>>>
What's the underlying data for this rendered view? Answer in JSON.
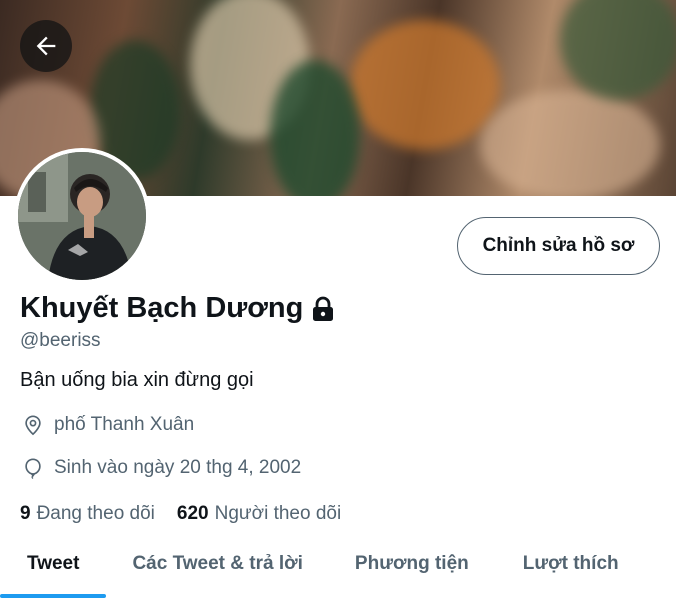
{
  "profile": {
    "display_name": "Khuyết Bạch Dương",
    "handle": "@beeriss",
    "bio": "Bận uống bia xin đừng gọi",
    "location": "phố Thanh Xuân",
    "birthday": "Sinh vào ngày 20 thg 4, 2002",
    "following_count": "9",
    "following_label": "Đang theo dõi",
    "followers_count": "620",
    "followers_label": "Người theo dõi"
  },
  "actions": {
    "edit_profile": "Chỉnh sửa hồ sơ"
  },
  "tabs": [
    {
      "label": "Tweet",
      "active": true
    },
    {
      "label": "Các Tweet & trả lời",
      "active": false
    },
    {
      "label": "Phương tiện",
      "active": false
    },
    {
      "label": "Lượt thích",
      "active": false
    }
  ],
  "icons": {
    "back": "arrow-left-icon",
    "lock": "lock-icon",
    "location": "location-pin-icon",
    "birthday": "balloon-icon"
  },
  "colors": {
    "accent": "#1d9bf0",
    "secondary_text": "#536471",
    "primary_text": "#0f1419"
  }
}
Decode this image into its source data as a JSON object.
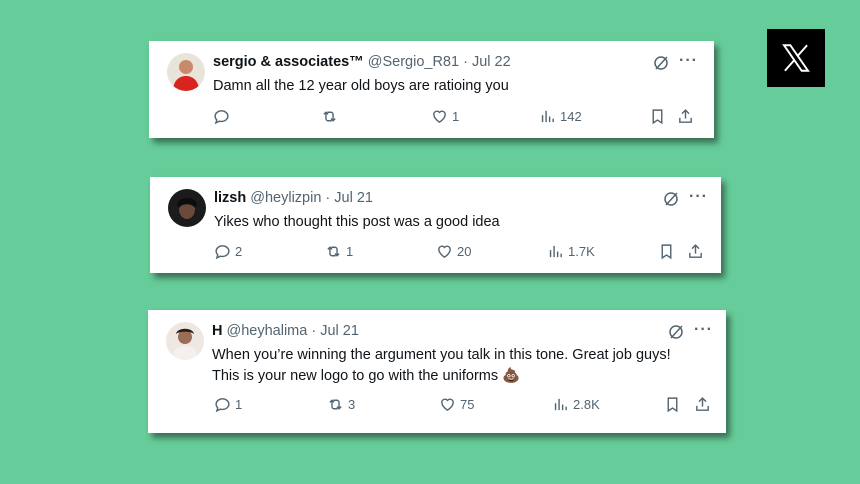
{
  "brand": {
    "icon": "x-logo-icon"
  },
  "tweets": [
    {
      "name": "sergio & associates™",
      "handle": "@Sergio_R81",
      "date": "Jul 22",
      "text": [
        "Damn all the 12 year old boys are ratioing you"
      ],
      "replies": "",
      "reposts": "",
      "likes": "1",
      "views": "142",
      "avatar_color": "#d9231f"
    },
    {
      "name": "lizsh",
      "handle": "@heylizpin",
      "date": "Jul 21",
      "text": [
        "Yikes who thought this post was a good idea"
      ],
      "replies": "2",
      "reposts": "1",
      "likes": "20",
      "views": "1.7K",
      "avatar_color": "#1b1b1b"
    },
    {
      "name": "H",
      "handle": "@heyhalima",
      "date": "Jul 21",
      "text": [
        "When you’re winning the argument you talk in this tone. Great job guys!",
        "This is your new logo to go with the uniforms"
      ],
      "emoji": "💩",
      "replies": "1",
      "reposts": "3",
      "likes": "75",
      "views": "2.8K",
      "avatar_color": "#b9a99e"
    }
  ],
  "header_sep": " · "
}
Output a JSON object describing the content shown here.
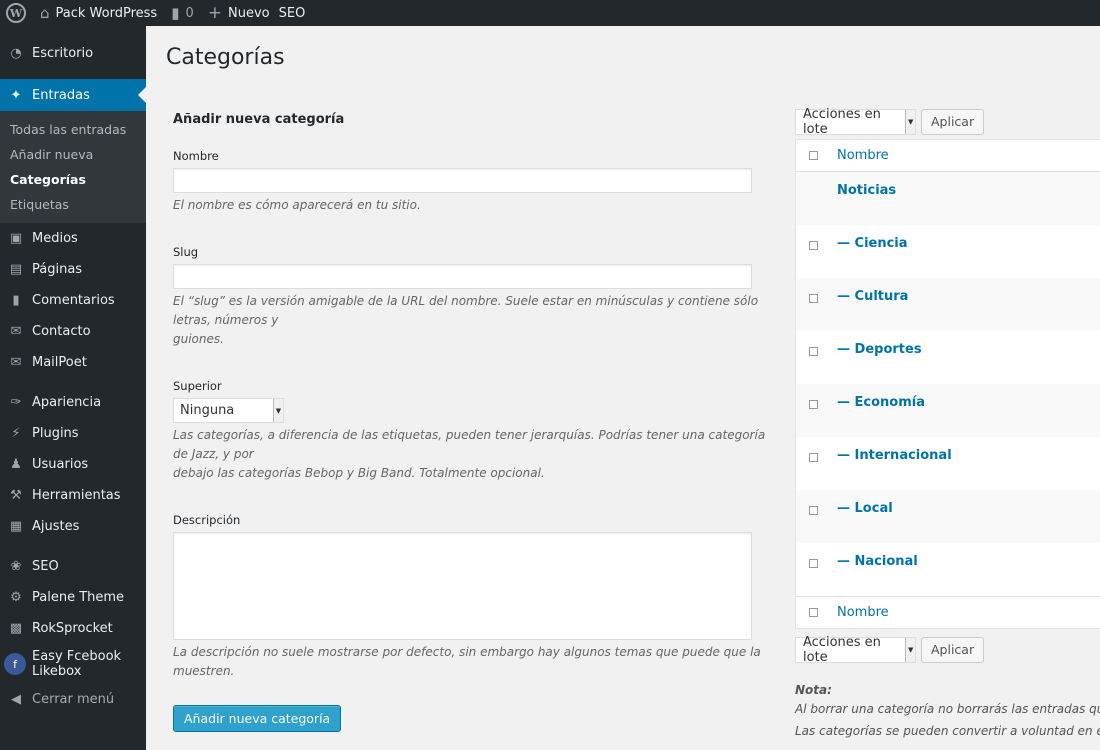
<<<
• _What you have to do_: Omitting all images, print the listing exactly.

• _Output_:
What's the underlying data for this rendered view? Answer in JSON.
{
  "profile": {
    "display_name": "Khuyết Bạch Dương",
    "handle": "@beeriss",
    "bio": "Bận uống bia xin đừng gọi",
    "location": "phố Thanh Xuân",
    "birthday": "Sinh vào ngày 20 thg 4, 2002",
    "following_count": "9",
    "following_label": "Đang theo dõi",
    "followers_count": "620",
    "followers_label": "Người theo dõi"
  },
  "actions": {
    "edit_profile": "Chỉnh sửa hồ sơ"
  },
  "tabs": [
    {
      "label": "Tweet",
      "active": true
    },
    {
      "label": "Các Tweet & trả lời",
      "active": false
    },
    {
      "label": "Phương tiện",
      "active": false
    },
    {
      "label": "Lượt thích",
      "active": false
    }
  ],
  "icons": {
    "back": "arrow-left-icon",
    "lock": "lock-icon",
    "location": "location-pin-icon",
    "birthday": "balloon-icon"
  },
  "colors": {
    "accent": "#1d9bf0",
    "secondary_text": "#536471",
    "primary_text": "#0f1419"
  }
}
Decode this image into its source data as a JSON object.
{
  "brand": {
    "icon": "x-logo-icon"
  },
  "tweets": [
    {
      "name": "sergio & associates™",
      "handle": "@Sergio_R81",
      "date": "Jul 22",
      "text": [
        "Damn all the 12 year old boys are ratioing you"
      ],
      "replies": "",
      "reposts": "",
      "likes": "1",
      "views": "142",
      "avatar_color": "#d9231f"
    },
    {
      "name": "lizsh",
      "handle": "@heylizpin",
      "date": "Jul 21",
      "text": [
        "Yikes who thought this post was a good idea"
      ],
      "replies": "2",
      "reposts": "1",
      "likes": "20",
      "views": "1.7K",
      "avatar_color": "#1b1b1b"
    },
    {
      "name": "H",
      "handle": "@heyhalima",
      "date": "Jul 21",
      "text": [
        "When you’re winning the argument you talk in this tone. Great job guys!",
        "This is your new logo to go with the uniforms"
      ],
      "emoji": "💩",
      "replies": "1",
      "reposts": "3",
      "likes": "75",
      "views": "2.8K",
      "avatar_color": "#b9a99e"
    }
  ],
  "header_sep": " · "
}
Output a JSON object describing the content shown here.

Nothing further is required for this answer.